Dataset items:
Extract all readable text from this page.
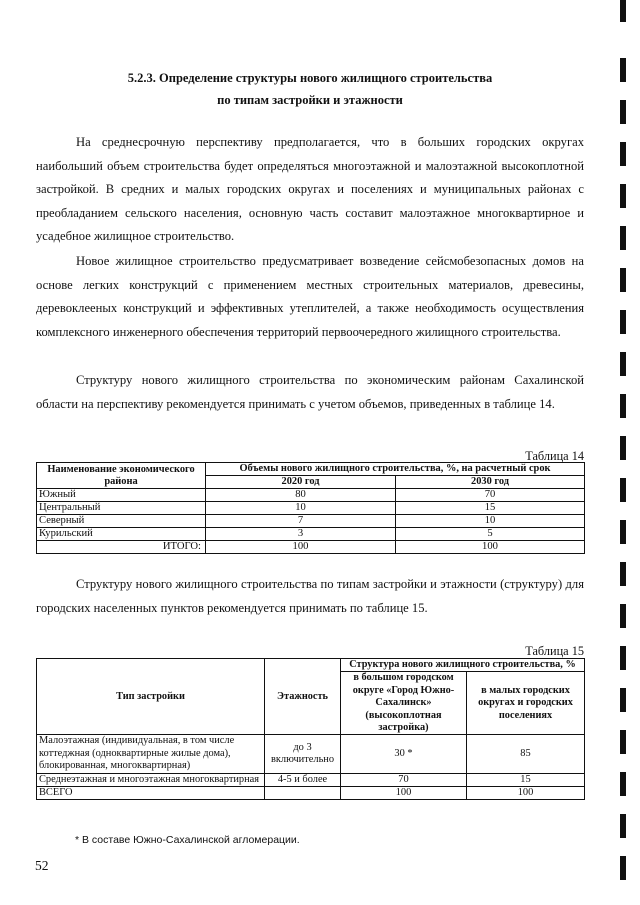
5.2.3. Определение структуры нового жилищного строительства
по типам застройки и этажности

На среднесрочную перспективу предполагается, что в больших городских округах наибольший объем строительства будет определяться многоэтажной и малоэтажной высокоплотной застройкой. В средних и малых городских округах и поселениях и муниципальных районах с преобладанием сельского населения, основную часть составит малоэтажное многоквартирное и усадебное жилищное строительство.

Новое жилищное строительство предусматривает возведение сейсмобезопасных домов на основе легких конструкций с применением местных строительных материалов, древесины, деревоклееных конструкций и эффективных утеплителей, а также необходимость осуществления комплексного инженерного обеспечения территорий первоочередного жилищного строительства.

Структуру нового жилищного строительства по экономическим районам Сахалинской области на перспективу рекомендуется принимать с учетом объемов, приведенных в таблице 14.

Таблица 14
Наименование экономического района	Объемы нового жилищного строительства, %, на расчетный срок	
	2020 год	2030 год
Южный	80	70
Центральный	10	15
Северный	7	10
Курильский	3	5
ИТОГО:	100	100

Структуру нового жилищного строительства по типам застройки и этажности (структуру) для городских населенных пунктов рекомендуется принимать по таблице 15.

Таблица 15
Тип застройки	Этажность	Структура нового жилищного строительства, %	
		в большом городском округе «Город Южно-Сахалинск» (высокоплотная застройка)	в малых городских округах и городских поселениях
Малоэтажная (индивидуальная, в том числе коттеджная (одноквартирные жилые дома), блокированная, многоквартирная)	до 3 включительно	30 *	85
Среднеэтажная и многоэтажная многоквартирная	4-5 и более	70	15
ВСЕГО		100	100
* В составе Южно-Сахалинской агломерации.
52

What you should do: Read through the lines above and collect those that contain the string "таблице".

Written solution:
Структуру нового жилищного строительства по экономическим районам Сахалинской области на перспективу рекомендуется принимать с учетом объемов, приведенных в таблице 14.
Структуру нового жилищного строительства по типам застройки и этажности (структуру) для городских населенных пунктов рекомендуется принимать по таблице 15.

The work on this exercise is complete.